• _Data shown_:
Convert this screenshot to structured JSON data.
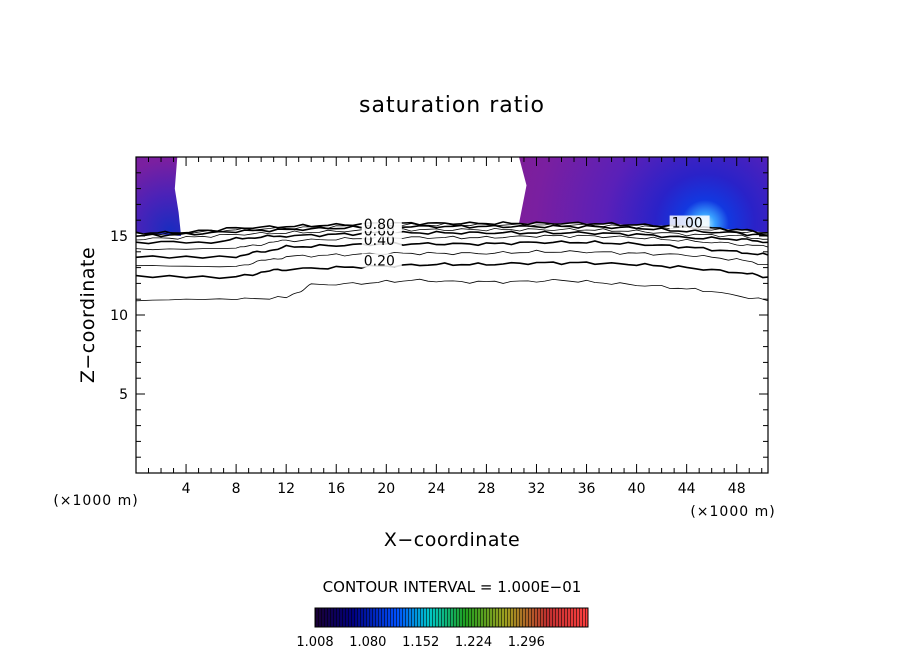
{
  "chart_data": {
    "type": "contour",
    "title": "saturation ratio",
    "xlabel": "X−coordinate",
    "ylabel": "Z−coordinate",
    "x_unit": "(×1000 m)",
    "y_unit": "(×1000 m)",
    "xlim": [
      0,
      50.5
    ],
    "ylim": [
      0,
      20
    ],
    "x_ticks": [
      4,
      8,
      12,
      16,
      20,
      24,
      28,
      32,
      36,
      40,
      44,
      48
    ],
    "y_ticks": [
      5,
      10,
      15
    ],
    "contour_interval_text": "CONTOUR INTERVAL = 1.000E−01",
    "colorbar": {
      "ticks": [
        "1.008",
        "1.080",
        "1.152",
        "1.224",
        "1.296"
      ],
      "range": [
        1.008,
        1.38
      ]
    },
    "contour_labels": [
      {
        "text": "0.20",
        "x": 18.2,
        "z": 13.2
      },
      {
        "text": "0.40",
        "x": 18.2,
        "z": 14.5
      },
      {
        "text": "0.60",
        "x": 18.2,
        "z": 15.1
      },
      {
        "text": "0.80",
        "x": 18.2,
        "z": 15.5
      },
      {
        "text": "1.00",
        "x": 42.8,
        "z": 15.6
      }
    ],
    "contours": [
      {
        "level": 0.1,
        "points": [
          [
            0,
            10.9
          ],
          [
            8,
            11.0
          ],
          [
            12,
            11.1
          ],
          [
            13,
            11.5
          ],
          [
            14,
            11.9
          ],
          [
            18,
            12.0
          ],
          [
            22,
            12.2
          ],
          [
            26,
            12.1
          ],
          [
            30,
            12.1
          ],
          [
            34,
            12.2
          ],
          [
            38,
            12.0
          ],
          [
            42,
            11.8
          ],
          [
            46,
            11.5
          ],
          [
            50.5,
            10.9
          ]
        ]
      },
      {
        "level": 0.2,
        "points": [
          [
            0,
            12.4
          ],
          [
            8,
            12.4
          ],
          [
            10,
            12.7
          ],
          [
            12,
            12.9
          ],
          [
            16,
            13.0
          ],
          [
            20,
            13.1
          ],
          [
            24,
            13.2
          ],
          [
            28,
            13.2
          ],
          [
            32,
            13.3
          ],
          [
            36,
            13.3
          ],
          [
            40,
            13.2
          ],
          [
            44,
            13.0
          ],
          [
            48,
            12.7
          ],
          [
            50.5,
            12.4
          ]
        ]
      },
      {
        "level": 0.3,
        "points": [
          [
            0,
            13.1
          ],
          [
            8,
            13.1
          ],
          [
            10,
            13.4
          ],
          [
            12,
            13.7
          ],
          [
            16,
            13.8
          ],
          [
            20,
            13.9
          ],
          [
            24,
            13.9
          ],
          [
            28,
            13.9
          ],
          [
            32,
            14.0
          ],
          [
            36,
            14.0
          ],
          [
            40,
            13.9
          ],
          [
            44,
            13.8
          ],
          [
            48,
            13.5
          ],
          [
            50.5,
            13.2
          ]
        ]
      },
      {
        "level": 0.4,
        "points": [
          [
            0,
            13.7
          ],
          [
            8,
            13.7
          ],
          [
            10,
            14.0
          ],
          [
            12,
            14.3
          ],
          [
            16,
            14.4
          ],
          [
            20,
            14.5
          ],
          [
            24,
            14.5
          ],
          [
            28,
            14.5
          ],
          [
            32,
            14.6
          ],
          [
            36,
            14.6
          ],
          [
            40,
            14.5
          ],
          [
            44,
            14.3
          ],
          [
            48,
            14.0
          ],
          [
            50.5,
            13.8
          ]
        ]
      },
      {
        "level": 0.5,
        "points": [
          [
            0,
            14.2
          ],
          [
            8,
            14.2
          ],
          [
            10,
            14.5
          ],
          [
            12,
            14.7
          ],
          [
            16,
            14.8
          ],
          [
            20,
            14.9
          ],
          [
            24,
            14.9
          ],
          [
            28,
            14.9
          ],
          [
            32,
            15.0
          ],
          [
            36,
            15.0
          ],
          [
            40,
            14.9
          ],
          [
            44,
            14.7
          ],
          [
            48,
            14.5
          ],
          [
            50.5,
            14.3
          ]
        ]
      },
      {
        "level": 0.6,
        "points": [
          [
            0,
            14.6
          ],
          [
            6,
            14.6
          ],
          [
            9,
            14.9
          ],
          [
            12,
            15.0
          ],
          [
            16,
            15.1
          ],
          [
            20,
            15.2
          ],
          [
            24,
            15.2
          ],
          [
            28,
            15.2
          ],
          [
            32,
            15.2
          ],
          [
            36,
            15.2
          ],
          [
            40,
            15.1
          ],
          [
            44,
            14.9
          ],
          [
            48,
            14.8
          ],
          [
            50.5,
            14.6
          ]
        ]
      },
      {
        "level": 0.7,
        "points": [
          [
            0,
            14.8
          ],
          [
            4,
            14.9
          ],
          [
            8,
            15.1
          ],
          [
            12,
            15.2
          ],
          [
            16,
            15.3
          ],
          [
            20,
            15.4
          ],
          [
            24,
            15.4
          ],
          [
            28,
            15.4
          ],
          [
            32,
            15.4
          ],
          [
            36,
            15.4
          ],
          [
            40,
            15.3
          ],
          [
            44,
            15.1
          ],
          [
            48,
            15.0
          ],
          [
            50.5,
            14.8
          ]
        ]
      },
      {
        "level": 0.8,
        "points": [
          [
            0,
            15.0
          ],
          [
            4,
            15.1
          ],
          [
            8,
            15.3
          ],
          [
            12,
            15.4
          ],
          [
            16,
            15.5
          ],
          [
            20,
            15.6
          ],
          [
            24,
            15.6
          ],
          [
            28,
            15.6
          ],
          [
            32,
            15.6
          ],
          [
            36,
            15.6
          ],
          [
            40,
            15.5
          ],
          [
            44,
            15.3
          ],
          [
            48,
            15.2
          ],
          [
            50.5,
            15.0
          ]
        ]
      },
      {
        "level": 0.9,
        "points": [
          [
            0,
            15.1
          ],
          [
            4,
            15.2
          ],
          [
            8,
            15.4
          ],
          [
            12,
            15.5
          ],
          [
            16,
            15.6
          ],
          [
            20,
            15.7
          ],
          [
            24,
            15.7
          ],
          [
            28,
            15.7
          ],
          [
            32,
            15.7
          ],
          [
            36,
            15.7
          ],
          [
            40,
            15.6
          ],
          [
            44,
            15.5
          ],
          [
            48,
            15.3
          ],
          [
            50.5,
            15.1
          ]
        ]
      },
      {
        "level": 1.0,
        "points": [
          [
            0,
            15.2
          ],
          [
            3.5,
            15.2
          ],
          [
            8,
            15.5
          ],
          [
            12,
            15.6
          ],
          [
            16,
            15.7
          ],
          [
            20,
            15.8
          ],
          [
            24,
            15.8
          ],
          [
            28,
            15.8
          ],
          [
            32,
            15.8
          ],
          [
            36,
            15.8
          ],
          [
            40,
            15.7
          ],
          [
            44,
            15.6
          ],
          [
            48,
            15.4
          ],
          [
            50.5,
            15.2
          ]
        ]
      }
    ],
    "supersaturated_regions": [
      {
        "points": [
          [
            0,
            20
          ],
          [
            3.3,
            20
          ],
          [
            3.1,
            18
          ],
          [
            3.4,
            16.5
          ],
          [
            3.6,
            15.0
          ],
          [
            0,
            15.2
          ]
        ],
        "max_x": 0,
        "max_z": 17
      },
      {
        "points": [
          [
            30.6,
            20
          ],
          [
            50.5,
            20
          ],
          [
            50.5,
            15.2
          ],
          [
            48,
            15.4
          ],
          [
            44,
            15.6
          ],
          [
            40,
            15.7
          ],
          [
            36,
            15.8
          ],
          [
            30.6,
            15.8
          ],
          [
            31.2,
            18.2
          ]
        ],
        "max_x": 45,
        "max_z": 15.7
      }
    ]
  },
  "colors": {
    "colorbar_stops": [
      "#1a0033",
      "#000080",
      "#0050ff",
      "#00c8c8",
      "#20a020",
      "#a0a020",
      "#c03030",
      "#ff4040"
    ],
    "region_top": "#7a1fa0",
    "region_low": "#1a2cc0",
    "hotspot": "#bff6ff"
  }
}
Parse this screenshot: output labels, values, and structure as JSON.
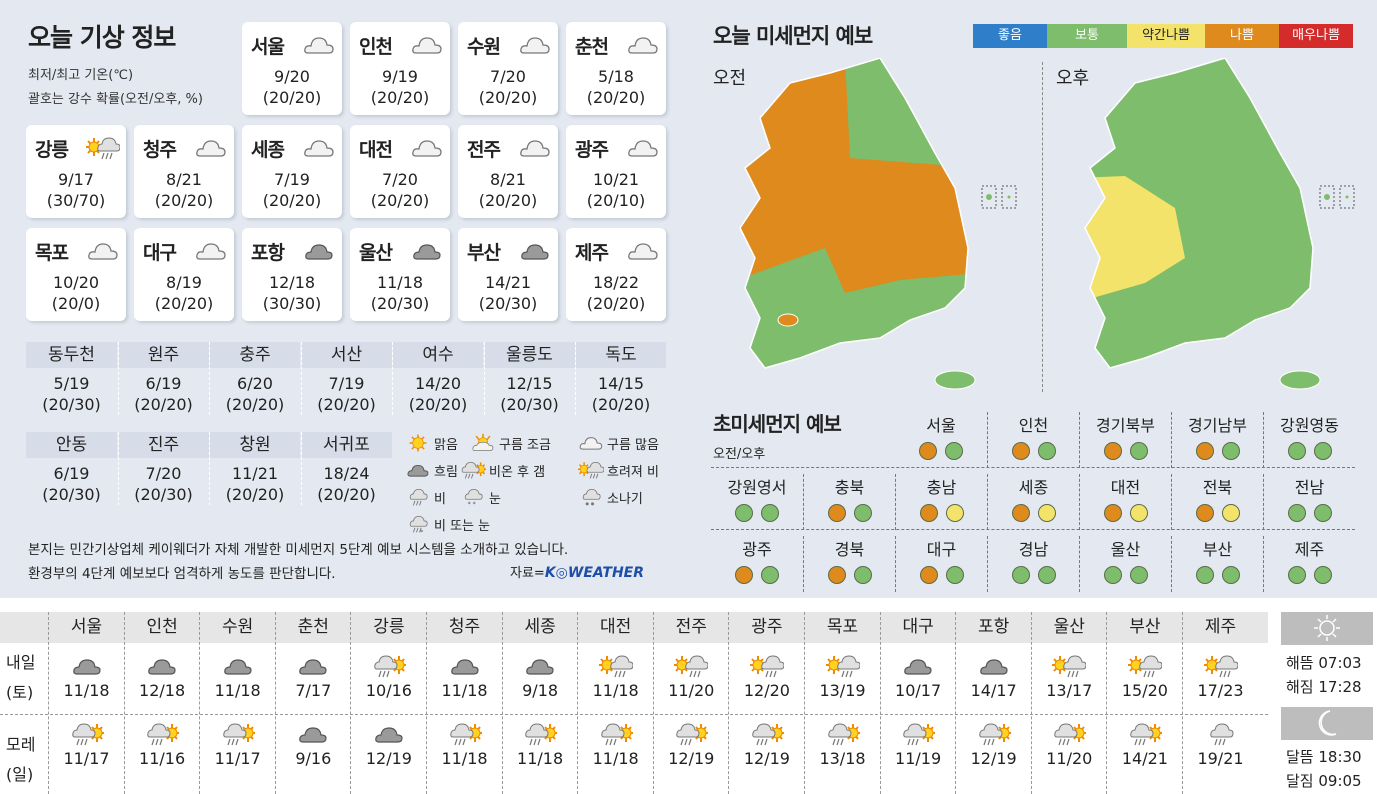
{
  "today": {
    "title": "오늘 기상 정보",
    "subtitle1": "최저/최고 기온(℃)",
    "subtitle2": "괄호는 강수 확률(오전/오후, %)",
    "cities": [
      {
        "name": "서울",
        "icon": "cloud-outline",
        "temp": "9/20",
        "pop": "(20/20)"
      },
      {
        "name": "인천",
        "icon": "cloud-outline",
        "temp": "9/19",
        "pop": "(20/20)"
      },
      {
        "name": "수원",
        "icon": "cloud-outline",
        "temp": "7/20",
        "pop": "(20/20)"
      },
      {
        "name": "춘천",
        "icon": "cloud-outline",
        "temp": "5/18",
        "pop": "(20/20)"
      },
      {
        "name": "강릉",
        "icon": "sun-then-rain",
        "temp": "9/17",
        "pop": "(30/70)"
      },
      {
        "name": "청주",
        "icon": "cloud-outline",
        "temp": "8/21",
        "pop": "(20/20)"
      },
      {
        "name": "세종",
        "icon": "cloud-outline",
        "temp": "7/19",
        "pop": "(20/20)"
      },
      {
        "name": "대전",
        "icon": "cloud-outline",
        "temp": "7/20",
        "pop": "(20/20)"
      },
      {
        "name": "전주",
        "icon": "cloud-outline",
        "temp": "8/21",
        "pop": "(20/20)"
      },
      {
        "name": "광주",
        "icon": "cloud-outline",
        "temp": "10/21",
        "pop": "(20/10)"
      },
      {
        "name": "목포",
        "icon": "cloud-outline",
        "temp": "10/20",
        "pop": "(20/0)"
      },
      {
        "name": "대구",
        "icon": "cloud-outline",
        "temp": "8/19",
        "pop": "(20/20)"
      },
      {
        "name": "포항",
        "icon": "cloud-gray",
        "temp": "12/18",
        "pop": "(30/30)"
      },
      {
        "name": "울산",
        "icon": "cloud-gray",
        "temp": "11/18",
        "pop": "(20/30)"
      },
      {
        "name": "부산",
        "icon": "cloud-gray",
        "temp": "14/21",
        "pop": "(20/30)"
      },
      {
        "name": "제주",
        "icon": "cloud-outline",
        "temp": "18/22",
        "pop": "(20/20)"
      }
    ],
    "small": [
      {
        "name": "동두천",
        "temp": "5/19",
        "pop": "(20/30)"
      },
      {
        "name": "원주",
        "temp": "6/19",
        "pop": "(20/20)"
      },
      {
        "name": "충주",
        "temp": "6/20",
        "pop": "(20/20)"
      },
      {
        "name": "서산",
        "temp": "7/19",
        "pop": "(20/20)"
      },
      {
        "name": "여수",
        "temp": "14/20",
        "pop": "(20/20)"
      },
      {
        "name": "울릉도",
        "temp": "12/15",
        "pop": "(20/30)"
      },
      {
        "name": "독도",
        "temp": "14/15",
        "pop": "(20/20)"
      },
      {
        "name": "안동",
        "temp": "6/19",
        "pop": "(20/30)"
      },
      {
        "name": "진주",
        "temp": "7/20",
        "pop": "(20/30)"
      },
      {
        "name": "창원",
        "temp": "11/21",
        "pop": "(20/20)"
      },
      {
        "name": "서귀포",
        "temp": "18/24",
        "pop": "(20/20)"
      }
    ],
    "legend": [
      {
        "icon": "sun",
        "label": "맑음"
      },
      {
        "icon": "sun-cloud",
        "label": "구름 조금"
      },
      {
        "icon": "cloud-outline",
        "label": "구름 많음"
      },
      {
        "icon": "cloud-gray",
        "label": "흐림"
      },
      {
        "icon": "rain-then-clear",
        "label": "비온 후 갬"
      },
      {
        "icon": "sun-then-rain",
        "label": "흐려져 비"
      },
      {
        "icon": "rain",
        "label": "비"
      },
      {
        "icon": "snow",
        "label": "눈"
      },
      {
        "icon": "shower",
        "label": "소나기"
      },
      {
        "icon": "sleet",
        "label": "비 또는 눈"
      }
    ],
    "footer1": "본지는 민간기상업체 케이웨더가 자체 개발한 미세먼지 5단계 예보 시스템을 소개하고 있습니다.",
    "footer2": "환경부의 4단계 예보보다 엄격하게 농도를 판단합니다.",
    "source_label": "자료=",
    "source_logo": "K◎WEATHER"
  },
  "dust": {
    "title": "오늘 미세먼지 예보",
    "am": "오전",
    "pm": "오후",
    "levels": [
      {
        "label": "좋음",
        "color": "#2f7ec9"
      },
      {
        "label": "보통",
        "color": "#7dbd6b"
      },
      {
        "label": "약간나쁨",
        "color": "#f3e36a"
      },
      {
        "label": "나쁨",
        "color": "#de8a1c"
      },
      {
        "label": "매우나쁨",
        "color": "#d42b2b"
      }
    ]
  },
  "pm25": {
    "title": "초미세먼지 예보",
    "subtitle": "오전/오후",
    "regions": [
      {
        "name": "서울",
        "am": "나쁨",
        "pm": "보통"
      },
      {
        "name": "인천",
        "am": "나쁨",
        "pm": "보통"
      },
      {
        "name": "경기북부",
        "am": "나쁨",
        "pm": "보통"
      },
      {
        "name": "경기남부",
        "am": "나쁨",
        "pm": "보통"
      },
      {
        "name": "강원영동",
        "am": "보통",
        "pm": "보통"
      },
      {
        "name": "강원영서",
        "am": "보통",
        "pm": "보통"
      },
      {
        "name": "충북",
        "am": "나쁨",
        "pm": "보통"
      },
      {
        "name": "충남",
        "am": "나쁨",
        "pm": "약간나쁨"
      },
      {
        "name": "세종",
        "am": "나쁨",
        "pm": "약간나쁨"
      },
      {
        "name": "대전",
        "am": "나쁨",
        "pm": "약간나쁨"
      },
      {
        "name": "전북",
        "am": "나쁨",
        "pm": "약간나쁨"
      },
      {
        "name": "전남",
        "am": "보통",
        "pm": "보통"
      },
      {
        "name": "광주",
        "am": "나쁨",
        "pm": "보통"
      },
      {
        "name": "경북",
        "am": "나쁨",
        "pm": "보통"
      },
      {
        "name": "대구",
        "am": "나쁨",
        "pm": "보통"
      },
      {
        "name": "경남",
        "am": "보통",
        "pm": "보통"
      },
      {
        "name": "울산",
        "am": "보통",
        "pm": "보통"
      },
      {
        "name": "부산",
        "am": "보통",
        "pm": "보통"
      },
      {
        "name": "제주",
        "am": "보통",
        "pm": "보통"
      }
    ]
  },
  "forecast": {
    "day1": [
      "내일",
      "(토)"
    ],
    "day2": [
      "모레",
      "(일)"
    ],
    "cities": [
      {
        "name": "서울",
        "d1": {
          "icon": "cloud-gray",
          "temp": "11/18"
        },
        "d2": {
          "icon": "rain-then-clear",
          "temp": "11/17"
        }
      },
      {
        "name": "인천",
        "d1": {
          "icon": "cloud-gray",
          "temp": "12/18"
        },
        "d2": {
          "icon": "rain-then-clear",
          "temp": "11/16"
        }
      },
      {
        "name": "수원",
        "d1": {
          "icon": "cloud-gray",
          "temp": "11/18"
        },
        "d2": {
          "icon": "rain-then-clear",
          "temp": "11/17"
        }
      },
      {
        "name": "춘천",
        "d1": {
          "icon": "cloud-gray",
          "temp": "7/17"
        },
        "d2": {
          "icon": "cloud-gray",
          "temp": "9/16"
        }
      },
      {
        "name": "강릉",
        "d1": {
          "icon": "rain-then-clear",
          "temp": "10/16"
        },
        "d2": {
          "icon": "cloud-gray",
          "temp": "12/19"
        }
      },
      {
        "name": "청주",
        "d1": {
          "icon": "cloud-gray",
          "temp": "11/18"
        },
        "d2": {
          "icon": "rain-then-clear",
          "temp": "11/18"
        }
      },
      {
        "name": "세종",
        "d1": {
          "icon": "cloud-gray",
          "temp": "9/18"
        },
        "d2": {
          "icon": "rain-then-clear",
          "temp": "11/18"
        }
      },
      {
        "name": "대전",
        "d1": {
          "icon": "sun-then-rain",
          "temp": "11/18"
        },
        "d2": {
          "icon": "rain-then-clear",
          "temp": "11/18"
        }
      },
      {
        "name": "전주",
        "d1": {
          "icon": "sun-then-rain",
          "temp": "11/20"
        },
        "d2": {
          "icon": "rain-then-clear",
          "temp": "12/19"
        }
      },
      {
        "name": "광주",
        "d1": {
          "icon": "sun-then-rain",
          "temp": "12/20"
        },
        "d2": {
          "icon": "rain-then-clear",
          "temp": "12/19"
        }
      },
      {
        "name": "목포",
        "d1": {
          "icon": "sun-then-rain",
          "temp": "13/19"
        },
        "d2": {
          "icon": "rain-then-clear",
          "temp": "13/18"
        }
      },
      {
        "name": "대구",
        "d1": {
          "icon": "cloud-gray",
          "temp": "10/17"
        },
        "d2": {
          "icon": "rain-then-clear",
          "temp": "11/19"
        }
      },
      {
        "name": "포항",
        "d1": {
          "icon": "cloud-gray",
          "temp": "14/17"
        },
        "d2": {
          "icon": "rain-then-clear",
          "temp": "12/19"
        }
      },
      {
        "name": "울산",
        "d1": {
          "icon": "sun-then-rain",
          "temp": "13/17"
        },
        "d2": {
          "icon": "rain-then-clear",
          "temp": "11/20"
        }
      },
      {
        "name": "부산",
        "d1": {
          "icon": "sun-then-rain",
          "temp": "15/20"
        },
        "d2": {
          "icon": "rain-then-clear",
          "temp": "14/21"
        }
      },
      {
        "name": "제주",
        "d1": {
          "icon": "sun-then-rain",
          "temp": "17/23"
        },
        "d2": {
          "icon": "rain",
          "temp": "19/21"
        }
      }
    ]
  },
  "astro": {
    "sunrise": "해뜸 07:03",
    "sunset": "해짐 17:28",
    "moonrise": "달뜸 18:30",
    "moonset": "달짐 09:05"
  }
}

• _Exercise directions_:
Tally the lines in this data that hold the word "JSON" and state only the count.

• _Solved exercise_:
2